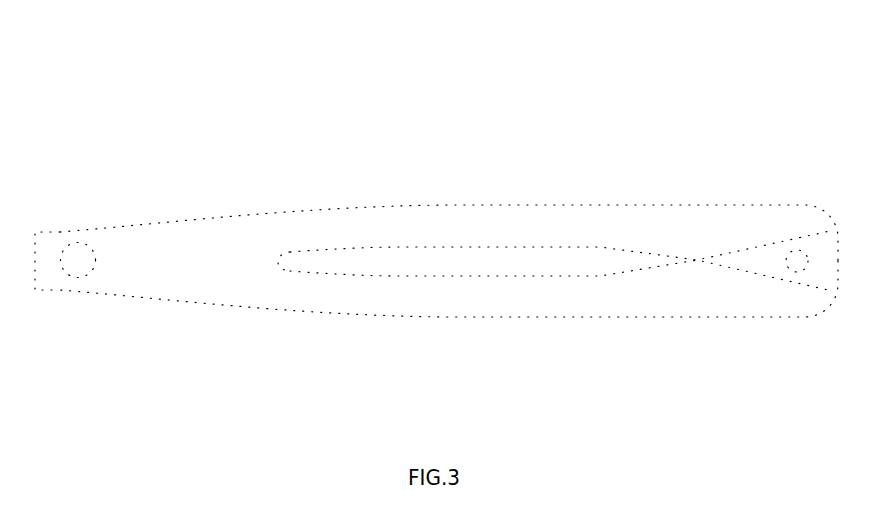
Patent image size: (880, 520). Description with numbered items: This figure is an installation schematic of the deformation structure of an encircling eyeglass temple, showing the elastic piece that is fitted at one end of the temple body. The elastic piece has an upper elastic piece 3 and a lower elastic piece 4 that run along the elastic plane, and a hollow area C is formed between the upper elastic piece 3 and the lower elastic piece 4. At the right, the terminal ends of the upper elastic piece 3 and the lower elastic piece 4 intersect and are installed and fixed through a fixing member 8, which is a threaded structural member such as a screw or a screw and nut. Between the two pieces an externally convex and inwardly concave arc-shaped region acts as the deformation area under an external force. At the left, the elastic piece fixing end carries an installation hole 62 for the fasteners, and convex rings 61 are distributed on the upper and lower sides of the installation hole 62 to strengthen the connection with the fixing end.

The upper elastic piece 3 is at (497, 200).
The lower elastic piece 4 is at (483, 317).
The convex rings 61 is at (70, 230).
The installation hole 62 is at (80, 287).
The hollow area C is at (540, 262).
The fixing member 8 is at (790, 250).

--------

PROBLEM DESCRIPTION>
Rewrite the records above as a two-column CSV with the header row description,locations, one row per record, putting its description text and its answer in separate quoted fields and replacing line breaks with spaces. Omit the pictures.

OUTPUT BELOW>
description,locations
"Patent image size: (880, 520). Description with numbered items: This figure is an installation schematic of the deformation structure of an encircling eyeglass temple, showing the elastic piece that is fitted at one end of the temple body. The elastic piece has an upper elastic piece 3 and a lower elastic piece 4 that run along the elastic plane, and a hollow area C is formed between the upper elastic piece 3 and the lower elastic piece 4. At the right, the terminal ends of the upper elastic piece 3 and the lower elastic piece 4 intersect and are installed and fixed through a fixing member 8, which is a threaded structural member such as a screw or a screw and nut. Between the two pieces an externally convex and inwardly concave arc-shaped region acts as the deformation area under an external force. At the left, the elastic piece fixing end carries an installation hole 62 for the fasteners, and convex rings 61 are distributed on the upper and lower sides of the installation hole 62 to strengthen the connection with the fixing end.","The upper elastic piece 3 is at (497, 200). The lower elastic piece 4 is at (483, 317). The convex rings 61 is at (70, 230). The installation hole 62 is at (80, 287). The hollow area C is at (540, 262). The fixing member 8 is at (790, 250)."